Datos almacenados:
········

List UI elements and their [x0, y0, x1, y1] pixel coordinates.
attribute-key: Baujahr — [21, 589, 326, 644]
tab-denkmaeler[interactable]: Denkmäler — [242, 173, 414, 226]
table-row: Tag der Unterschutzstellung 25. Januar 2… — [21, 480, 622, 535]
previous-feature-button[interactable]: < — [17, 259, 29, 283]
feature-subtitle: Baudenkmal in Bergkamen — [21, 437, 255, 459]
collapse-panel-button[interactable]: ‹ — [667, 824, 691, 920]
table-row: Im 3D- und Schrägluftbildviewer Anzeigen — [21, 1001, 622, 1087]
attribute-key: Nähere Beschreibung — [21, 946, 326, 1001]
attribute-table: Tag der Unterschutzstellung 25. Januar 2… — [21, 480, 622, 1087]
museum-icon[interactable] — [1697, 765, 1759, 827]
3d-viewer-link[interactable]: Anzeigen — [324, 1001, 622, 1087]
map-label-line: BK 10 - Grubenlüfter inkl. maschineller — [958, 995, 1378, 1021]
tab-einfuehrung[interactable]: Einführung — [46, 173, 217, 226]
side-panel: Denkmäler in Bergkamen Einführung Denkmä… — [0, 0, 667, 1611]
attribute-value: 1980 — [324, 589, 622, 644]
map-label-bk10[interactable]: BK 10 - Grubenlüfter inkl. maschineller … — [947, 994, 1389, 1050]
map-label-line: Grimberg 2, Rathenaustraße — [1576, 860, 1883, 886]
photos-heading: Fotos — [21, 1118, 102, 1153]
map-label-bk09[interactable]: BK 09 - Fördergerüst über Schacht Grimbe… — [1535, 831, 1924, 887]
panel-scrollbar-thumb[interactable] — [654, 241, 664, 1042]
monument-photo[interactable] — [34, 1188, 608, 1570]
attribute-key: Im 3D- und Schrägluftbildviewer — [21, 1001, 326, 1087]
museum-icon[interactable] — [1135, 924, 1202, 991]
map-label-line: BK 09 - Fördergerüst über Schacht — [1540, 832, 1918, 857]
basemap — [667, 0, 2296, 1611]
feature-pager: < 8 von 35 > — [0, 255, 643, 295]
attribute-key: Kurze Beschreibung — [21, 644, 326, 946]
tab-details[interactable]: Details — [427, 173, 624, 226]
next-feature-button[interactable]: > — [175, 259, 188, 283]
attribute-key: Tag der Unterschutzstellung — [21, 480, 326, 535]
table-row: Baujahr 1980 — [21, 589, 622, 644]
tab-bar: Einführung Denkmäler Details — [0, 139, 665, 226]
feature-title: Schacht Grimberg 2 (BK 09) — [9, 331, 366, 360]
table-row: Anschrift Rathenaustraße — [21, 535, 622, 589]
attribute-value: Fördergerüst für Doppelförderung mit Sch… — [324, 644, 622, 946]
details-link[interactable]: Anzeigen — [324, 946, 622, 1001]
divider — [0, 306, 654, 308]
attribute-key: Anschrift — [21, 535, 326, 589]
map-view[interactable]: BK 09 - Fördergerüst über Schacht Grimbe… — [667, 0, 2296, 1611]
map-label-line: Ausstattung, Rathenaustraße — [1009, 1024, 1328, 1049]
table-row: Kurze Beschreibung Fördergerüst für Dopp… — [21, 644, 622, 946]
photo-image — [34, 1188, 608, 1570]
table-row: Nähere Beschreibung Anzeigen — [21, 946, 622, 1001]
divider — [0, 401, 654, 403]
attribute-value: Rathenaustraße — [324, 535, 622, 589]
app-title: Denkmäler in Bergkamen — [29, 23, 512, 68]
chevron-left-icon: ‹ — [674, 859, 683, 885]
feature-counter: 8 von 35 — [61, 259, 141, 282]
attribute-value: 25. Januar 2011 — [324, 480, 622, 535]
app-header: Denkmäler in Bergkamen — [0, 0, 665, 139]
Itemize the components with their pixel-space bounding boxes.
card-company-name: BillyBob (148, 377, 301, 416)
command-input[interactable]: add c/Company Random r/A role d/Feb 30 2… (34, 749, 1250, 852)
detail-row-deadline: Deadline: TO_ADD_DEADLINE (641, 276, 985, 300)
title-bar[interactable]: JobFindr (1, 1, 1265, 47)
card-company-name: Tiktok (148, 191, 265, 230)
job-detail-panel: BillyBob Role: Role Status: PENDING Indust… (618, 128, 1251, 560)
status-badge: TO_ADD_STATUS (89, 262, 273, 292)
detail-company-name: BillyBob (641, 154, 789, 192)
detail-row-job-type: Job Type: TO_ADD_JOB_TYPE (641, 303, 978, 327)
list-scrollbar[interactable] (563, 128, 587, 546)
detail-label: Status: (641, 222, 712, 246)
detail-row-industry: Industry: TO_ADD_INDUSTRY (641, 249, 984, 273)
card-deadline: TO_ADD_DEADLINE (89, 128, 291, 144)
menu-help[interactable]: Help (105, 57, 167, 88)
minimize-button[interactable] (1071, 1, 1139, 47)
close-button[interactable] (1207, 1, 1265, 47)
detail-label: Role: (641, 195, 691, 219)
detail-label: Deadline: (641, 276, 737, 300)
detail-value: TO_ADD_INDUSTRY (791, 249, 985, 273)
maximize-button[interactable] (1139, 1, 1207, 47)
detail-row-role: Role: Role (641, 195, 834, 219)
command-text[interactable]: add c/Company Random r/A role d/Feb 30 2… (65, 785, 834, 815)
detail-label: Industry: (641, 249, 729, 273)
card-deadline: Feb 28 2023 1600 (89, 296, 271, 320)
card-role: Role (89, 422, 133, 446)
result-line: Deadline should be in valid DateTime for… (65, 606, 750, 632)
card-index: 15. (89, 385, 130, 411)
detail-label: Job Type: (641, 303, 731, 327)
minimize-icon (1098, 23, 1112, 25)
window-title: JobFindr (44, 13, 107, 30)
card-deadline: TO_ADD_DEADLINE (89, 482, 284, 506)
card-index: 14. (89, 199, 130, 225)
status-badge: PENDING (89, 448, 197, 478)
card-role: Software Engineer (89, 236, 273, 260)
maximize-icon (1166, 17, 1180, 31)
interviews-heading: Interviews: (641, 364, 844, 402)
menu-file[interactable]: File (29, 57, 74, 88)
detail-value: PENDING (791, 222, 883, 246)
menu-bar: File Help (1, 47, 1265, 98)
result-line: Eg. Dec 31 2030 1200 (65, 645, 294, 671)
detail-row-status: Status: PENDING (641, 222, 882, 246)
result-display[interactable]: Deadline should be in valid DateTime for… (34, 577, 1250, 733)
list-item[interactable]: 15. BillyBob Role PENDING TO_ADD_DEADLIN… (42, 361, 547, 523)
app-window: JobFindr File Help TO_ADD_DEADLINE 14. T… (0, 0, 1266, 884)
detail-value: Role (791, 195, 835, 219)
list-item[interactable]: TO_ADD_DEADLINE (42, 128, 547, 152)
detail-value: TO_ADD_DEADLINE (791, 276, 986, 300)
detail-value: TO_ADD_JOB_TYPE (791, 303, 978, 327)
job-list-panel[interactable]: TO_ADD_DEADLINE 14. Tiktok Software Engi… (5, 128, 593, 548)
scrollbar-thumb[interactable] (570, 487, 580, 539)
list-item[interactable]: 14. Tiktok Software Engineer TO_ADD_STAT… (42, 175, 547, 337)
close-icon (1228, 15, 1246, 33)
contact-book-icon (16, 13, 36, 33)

········

Renombre "Anzeigen" como "Öffnen" en las líneas que van desde el inicio de los registros hasta la línea que contiene "map-label-line: BK 10", ambas incluidas, y reprodúzcalas sin ningún otro cambio.

List UI elements and their [x0, y0, x1, y1] pixel coordinates.
attribute-key: Baujahr — [21, 589, 326, 644]
tab-denkmaeler[interactable]: Denkmäler — [242, 173, 414, 226]
table-row: Tag der Unterschutzstellung 25. Januar 2… — [21, 480, 622, 535]
previous-feature-button[interactable]: < — [17, 259, 29, 283]
feature-subtitle: Baudenkmal in Bergkamen — [21, 437, 255, 459]
collapse-panel-button[interactable]: ‹ — [667, 824, 691, 920]
table-row: Im 3D- und Schrägluftbildviewer Öffnen — [21, 1001, 622, 1087]
attribute-key: Nähere Beschreibung — [21, 946, 326, 1001]
attribute-table: Tag der Unterschutzstellung 25. Januar 2… — [21, 480, 622, 1087]
museum-icon[interactable] — [1697, 765, 1759, 827]
3d-viewer-link[interactable]: Öffnen — [324, 1001, 622, 1087]
map-label-line: BK 10 - Grubenlüfter inkl. maschineller — [958, 995, 1378, 1021]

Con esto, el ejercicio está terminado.